-- EXERCISE REQUIREMENTS --
Return, word for word, every line that follows.

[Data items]
* * *
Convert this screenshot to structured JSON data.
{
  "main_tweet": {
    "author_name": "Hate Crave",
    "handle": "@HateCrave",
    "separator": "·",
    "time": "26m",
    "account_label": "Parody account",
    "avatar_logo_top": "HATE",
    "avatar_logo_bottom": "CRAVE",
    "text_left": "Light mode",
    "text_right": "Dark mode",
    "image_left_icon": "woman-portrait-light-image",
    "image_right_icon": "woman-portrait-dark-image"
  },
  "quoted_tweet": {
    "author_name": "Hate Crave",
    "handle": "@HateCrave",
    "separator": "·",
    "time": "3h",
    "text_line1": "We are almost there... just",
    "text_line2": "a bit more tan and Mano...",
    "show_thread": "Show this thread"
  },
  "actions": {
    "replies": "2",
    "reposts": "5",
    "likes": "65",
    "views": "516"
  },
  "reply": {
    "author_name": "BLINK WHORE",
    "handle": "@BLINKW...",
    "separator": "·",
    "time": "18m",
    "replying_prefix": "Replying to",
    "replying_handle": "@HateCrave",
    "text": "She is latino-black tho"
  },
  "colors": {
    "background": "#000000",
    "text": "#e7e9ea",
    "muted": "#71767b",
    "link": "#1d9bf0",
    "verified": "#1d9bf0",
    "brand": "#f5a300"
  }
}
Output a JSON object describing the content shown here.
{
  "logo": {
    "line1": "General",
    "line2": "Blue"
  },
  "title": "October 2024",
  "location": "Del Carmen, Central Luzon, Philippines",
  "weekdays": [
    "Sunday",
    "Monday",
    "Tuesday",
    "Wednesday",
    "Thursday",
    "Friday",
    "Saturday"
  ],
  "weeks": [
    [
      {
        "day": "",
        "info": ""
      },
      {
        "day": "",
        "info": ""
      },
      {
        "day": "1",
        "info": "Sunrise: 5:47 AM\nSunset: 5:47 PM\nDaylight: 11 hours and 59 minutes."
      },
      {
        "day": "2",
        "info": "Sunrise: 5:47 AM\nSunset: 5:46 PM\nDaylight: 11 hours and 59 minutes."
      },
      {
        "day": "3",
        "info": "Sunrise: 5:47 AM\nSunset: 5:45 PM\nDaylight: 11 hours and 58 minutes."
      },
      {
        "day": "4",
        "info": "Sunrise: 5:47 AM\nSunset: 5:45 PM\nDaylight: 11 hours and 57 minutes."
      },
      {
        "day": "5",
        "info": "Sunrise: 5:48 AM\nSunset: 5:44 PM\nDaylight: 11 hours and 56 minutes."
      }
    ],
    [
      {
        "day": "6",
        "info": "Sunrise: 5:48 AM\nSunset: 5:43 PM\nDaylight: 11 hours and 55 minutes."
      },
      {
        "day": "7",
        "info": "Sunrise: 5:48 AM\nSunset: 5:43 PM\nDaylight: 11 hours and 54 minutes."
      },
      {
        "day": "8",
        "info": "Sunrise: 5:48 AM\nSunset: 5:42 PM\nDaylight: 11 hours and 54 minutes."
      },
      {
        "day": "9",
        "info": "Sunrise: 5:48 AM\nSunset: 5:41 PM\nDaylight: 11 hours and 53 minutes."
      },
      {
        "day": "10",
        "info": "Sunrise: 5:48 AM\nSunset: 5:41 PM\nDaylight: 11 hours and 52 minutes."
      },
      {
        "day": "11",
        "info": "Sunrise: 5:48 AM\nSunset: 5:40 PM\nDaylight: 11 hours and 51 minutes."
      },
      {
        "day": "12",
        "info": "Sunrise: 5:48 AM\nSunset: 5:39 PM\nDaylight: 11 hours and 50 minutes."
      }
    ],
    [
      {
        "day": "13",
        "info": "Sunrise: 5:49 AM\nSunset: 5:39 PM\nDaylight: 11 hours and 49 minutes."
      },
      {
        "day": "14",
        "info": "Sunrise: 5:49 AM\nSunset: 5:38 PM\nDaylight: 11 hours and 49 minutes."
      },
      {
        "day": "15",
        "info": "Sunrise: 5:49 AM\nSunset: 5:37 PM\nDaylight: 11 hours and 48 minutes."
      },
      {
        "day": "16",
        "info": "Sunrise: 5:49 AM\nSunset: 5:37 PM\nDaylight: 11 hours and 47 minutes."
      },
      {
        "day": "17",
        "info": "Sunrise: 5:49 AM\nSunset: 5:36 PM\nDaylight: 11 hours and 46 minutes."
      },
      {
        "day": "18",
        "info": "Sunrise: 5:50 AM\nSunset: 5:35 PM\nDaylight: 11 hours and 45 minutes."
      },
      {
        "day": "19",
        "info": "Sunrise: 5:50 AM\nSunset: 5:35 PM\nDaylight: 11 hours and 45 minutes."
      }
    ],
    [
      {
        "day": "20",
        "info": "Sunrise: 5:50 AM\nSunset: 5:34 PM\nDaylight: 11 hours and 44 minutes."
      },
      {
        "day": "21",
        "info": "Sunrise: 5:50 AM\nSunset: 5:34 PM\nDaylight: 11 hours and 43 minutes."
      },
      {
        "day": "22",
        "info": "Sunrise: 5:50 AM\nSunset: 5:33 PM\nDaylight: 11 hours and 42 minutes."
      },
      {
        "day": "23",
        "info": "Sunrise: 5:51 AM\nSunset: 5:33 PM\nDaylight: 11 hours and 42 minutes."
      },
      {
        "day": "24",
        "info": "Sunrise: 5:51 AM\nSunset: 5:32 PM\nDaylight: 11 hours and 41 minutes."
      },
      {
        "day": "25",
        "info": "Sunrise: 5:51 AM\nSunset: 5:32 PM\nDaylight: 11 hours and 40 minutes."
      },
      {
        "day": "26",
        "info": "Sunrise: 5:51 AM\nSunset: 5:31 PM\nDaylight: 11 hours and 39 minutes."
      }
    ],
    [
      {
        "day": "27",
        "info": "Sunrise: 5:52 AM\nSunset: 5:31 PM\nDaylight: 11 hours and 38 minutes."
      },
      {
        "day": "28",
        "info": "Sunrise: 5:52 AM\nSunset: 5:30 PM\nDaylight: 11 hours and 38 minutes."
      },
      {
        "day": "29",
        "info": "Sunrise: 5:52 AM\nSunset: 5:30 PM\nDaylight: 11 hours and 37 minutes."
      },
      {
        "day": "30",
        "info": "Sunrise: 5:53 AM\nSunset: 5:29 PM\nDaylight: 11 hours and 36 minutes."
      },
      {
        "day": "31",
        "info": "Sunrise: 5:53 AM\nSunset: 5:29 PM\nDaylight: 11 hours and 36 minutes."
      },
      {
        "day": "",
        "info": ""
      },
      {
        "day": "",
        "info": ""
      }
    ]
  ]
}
* * *
-- REPLY --
Convert this screenshot to structured JSON data.
{
  "main_tweet": {
    "author_name": "Hate Crave",
    "handle": "@HateCrave",
    "separator": "·",
    "time": "26m",
    "account_label": "Parody account",
    "avatar_logo_top": "HATE",
    "avatar_logo_bottom": "CRAVE",
    "text_left": "Light mode",
    "text_right": "Dark mode",
    "image_left_icon": "woman-portrait-light-image",
    "image_right_icon": "woman-portrait-dark-image"
  },
  "quoted_tweet": {
    "author_name": "Hate Crave",
    "handle": "@HateCrave",
    "separator": "·",
    "time": "3h",
    "text_line1": "We are almost there... just",
    "text_line2": "a bit more tan and Mano...",
    "show_thread": "Show this thread"
  },
  "actions": {
    "replies": "2",
    "reposts": "5",
    "likes": "65",
    "views": "516"
  },
  "reply": {
    "author_name": "BLINK WHORE",
    "handle": "@BLINKW...",
    "separator": "·",
    "time": "18m",
    "replying_prefix": "Replying to",
    "replying_handle": "@HateCrave",
    "text": "She is latino-black tho"
  },
  "colors": {
    "background": "#000000",
    "text": "#e7e9ea",
    "muted": "#71767b",
    "link": "#1d9bf0",
    "verified": "#1d9bf0",
    "brand": "#f5a300"
  }
}
Output a JSON object describing the content shown here.
{
  "logo": {
    "line1": "General",
    "line2": "Blue"
  },
  "title": "October 2024",
  "location": "Del Carmen, Central Luzon, Philippines",
  "weekdays": [
    "Sunday",
    "Monday",
    "Tuesday",
    "Wednesday",
    "Thursday",
    "Friday",
    "Saturday"
  ],
  "weeks": [
    [
      {
        "day": "",
        "info": ""
      },
      {
        "day": "",
        "info": ""
      },
      {
        "day": "1",
        "info": "Sunrise: 5:47 AM\nSunset: 5:47 PM\nDaylight: 11 hours and 59 minutes."
      },
      {
        "day": "2",
        "info": "Sunrise: 5:47 AM\nSunset: 5:46 PM\nDaylight: 11 hours and 59 minutes."
      },
      {
        "day": "3",
        "info": "Sunrise: 5:47 AM\nSunset: 5:45 PM\nDaylight: 11 hours and 58 minutes."
      },
      {
        "day": "4",
        "info": "Sunrise: 5:47 AM\nSunset: 5:45 PM\nDaylight: 11 hours and 57 minutes."
      },
      {
        "day": "5",
        "info": "Sunrise: 5:48 AM\nSunset: 5:44 PM\nDaylight: 11 hours and 56 minutes."
      }
    ],
    [
      {
        "day": "6",
        "info": "Sunrise: 5:48 AM\nSunset: 5:43 PM\nDaylight: 11 hours and 55 minutes."
      },
      {
        "day": "7",
        "info": "Sunrise: 5:48 AM\nSunset: 5:43 PM\nDaylight: 11 hours and 54 minutes."
      },
      {
        "day": "8",
        "info": "Sunrise: 5:48 AM\nSunset: 5:42 PM\nDaylight: 11 hours and 54 minutes."
      },
      {
        "day": "9",
        "info": "Sunrise: 5:48 AM\nSunset: 5:41 PM\nDaylight: 11 hours and 53 minutes."
      },
      {
        "day": "10",
        "info": "Sunrise: 5:48 AM\nSunset: 5:41 PM\nDaylight: 11 hours and 52 minutes."
      },
      {
        "day": "11",
        "info": "Sunrise: 5:48 AM\nSunset: 5:40 PM\nDaylight: 11 hours and 51 minutes."
      },
      {
        "day": "12",
        "info": "Sunrise: 5:48 AM\nSunset: 5:39 PM\nDaylight: 11 hours and 50 minutes."
      }
    ],
    [
      {
        "day": "13",
        "info": "Sunrise: 5:49 AM\nSunset: 5:39 PM\nDaylight: 11 hours and 49 minutes."
      },
      {
        "day": "14",
        "info": "Sunrise: 5:49 AM\nSunset: 5:38 PM\nDaylight: 11 hours and 49 minutes."
      },
      {
        "day": "15",
        "info": "Sunrise: 5:49 AM\nSunset: 5:37 PM\nDaylight: 11 hours and 48 minutes."
      },
      {
        "day": "16",
        "info": "Sunrise: 5:49 AM\nSunset: 5:37 PM\nDaylight: 11 hours and 47 minutes."
      },
      {
        "day": "17",
        "info": "Sunrise: 5:49 AM\nSunset: 5:36 PM\nDaylight: 11 hours and 46 minutes."
      },
      {
        "day": "18",
        "info": "Sunrise: 5:50 AM\nSunset: 5:35 PM\nDaylight: 11 hours and 45 minutes."
      },
      {
        "day": "19",
        "info": "Sunrise: 5:50 AM\nSunset: 5:35 PM\nDaylight: 11 hours and 45 minutes."
      }
    ],
    [
      {
        "day": "20",
        "info": "Sunrise: 5:50 AM\nSunset: 5:34 PM\nDaylight: 11 hours and 44 minutes."
      },
      {
        "day": "21",
        "info": "Sunrise: 5:50 AM\nSunset: 5:34 PM\nDaylight: 11 hours and 43 minutes."
      },
      {
        "day": "22",
        "info": "Sunrise: 5:50 AM\nSunset: 5:33 PM\nDaylight: 11 hours and 42 minutes."
      },
      {
        "day": "23",
        "info": "Sunrise: 5:51 AM\nSunset: 5:33 PM\nDaylight: 11 hours and 42 minutes."
      },
      {
        "day": "24",
        "info": "Sunrise: 5:51 AM\nSunset: 5:32 PM\nDaylight: 11 hours and 41 minutes."
      },
      {
        "day": "25",
        "info": "Sunrise: 5:51 AM\nSunset: 5:32 PM\nDaylight: 11 hours and 40 minutes."
      },
      {
        "day": "26",
        "info": "Sunrise: 5:51 AM\nSunset: 5:31 PM\nDaylight: 11 hours and 39 minutes."
      }
    ],
    [
      {
        "day": "27",
        "info": "Sunrise: 5:52 AM\nSunset: 5:31 PM\nDaylight: 11 hours and 38 minutes."
      },
      {
        "day": "28",
        "info": "Sunrise: 5:52 AM\nSunset: 5:30 PM\nDaylight: 11 hours and 38 minutes."
      },
      {
        "day": "29",
        "info": "Sunrise: 5:52 AM\nSunset: 5:30 PM\nDaylight: 11 hours and 37 minutes."
      },
      {
        "day": "30",
        "info": "Sunrise: 5:53 AM\nSunset: 5:29 PM\nDaylight: 11 hours and 36 minutes."
      },
      {
        "day": "31",
        "info": "Sunrise: 5:53 AM\nSunset: 5:29 PM\nDaylight: 11 hours and 36 minutes."
      },
      {
        "day": "",
        "info": ""
      },
      {
        "day": "",
        "info": ""
      }
    ]
  ]
}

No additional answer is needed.